Return every line below as is, leaving out the pictures.
>> Start Record excerpts
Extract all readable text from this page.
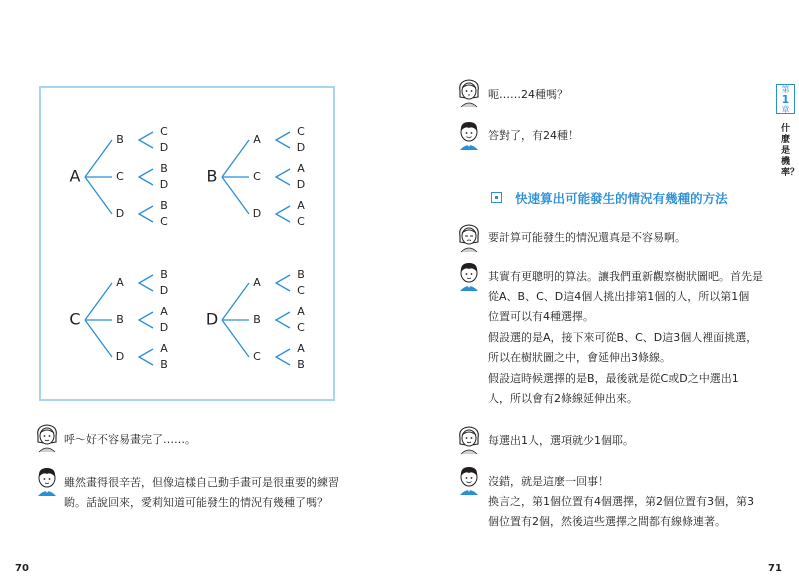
A
B
C
D
C
B
D
D
B
C
B
A
C
D
C
A
D
D
A
C
C
A
B
D
B
A
D
D
A
B
D
A
B
C
B
A
C
C
A
B
呼～好不容易畫完了……。
雖然畫得很辛苦，但像這樣自己動手畫可是很重要的練習
喲。話說回來，愛莉知道可能發生的情況有幾種了嗎？
70
呃……24種嗎？
答對了，有24種！
快速算出可能發生的情況有幾種的方法
要計算可能發生的情況還真是不容易啊。
其實有更聰明的算法。讓我們重新觀察樹狀圖吧。首先是
從A、B、C、D這4個人挑出排第1個的人，所以第1個
位置可以有4種選擇。
假設選的是A，接下來可從B、C、D這3個人裡面挑選，
所以在樹狀圖之中，會延伸出3條線。
假設這時候選擇的是B，最後就是從C或D之中選出1
人，所以會有2條線延伸出來。
每選出1人，選項就少1個耶。
沒錯，就是這麼一回事！
換言之，第1個位置有4個選擇，第2個位置有3個，第3
個位置有2個，然後這些選擇之間都有線條連著。
71
第
1
章
什麼是機率？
>> End Record excerpts
Written response:
Extract all readable text from this page.
A
B
C
D
C
B
D
D
B
C
B
A
C
D
C
A
D
D
A
C
C
A
B
D
B
A
D
D
A
B
D
A
B
C
B
A
C
C
A
B
呼～好不容易畫完了……。
雖然畫得很辛苦，但像這樣自己動手畫可是很重要的練習
喲。話說回來，愛莉知道可能發生的情況有幾種了嗎？
70
呃……24種嗎？
答對了，有24種！
快速算出可能發生的情況有幾種的方法
要計算可能發生的情況還真是不容易啊。
其實有更聰明的算法。讓我們重新觀察樹狀圖吧。首先是
從A、B、C、D這4個人挑出排第1個的人，所以第1個
位置可以有4種選擇。
假設選的是A，接下來可從B、C、D這3個人裡面挑選，
所以在樹狀圖之中，會延伸出3條線。
假設這時候選擇的是B，最後就是從C或D之中選出1
人，所以會有2條線延伸出來。
每選出1人，選項就少1個耶。
沒錯，就是這麼一回事！
換言之，第1個位置有4個選擇，第2個位置有3個，第3
個位置有2個，然後這些選擇之間都有線條連著。
71
第
1
章
什麼是機率？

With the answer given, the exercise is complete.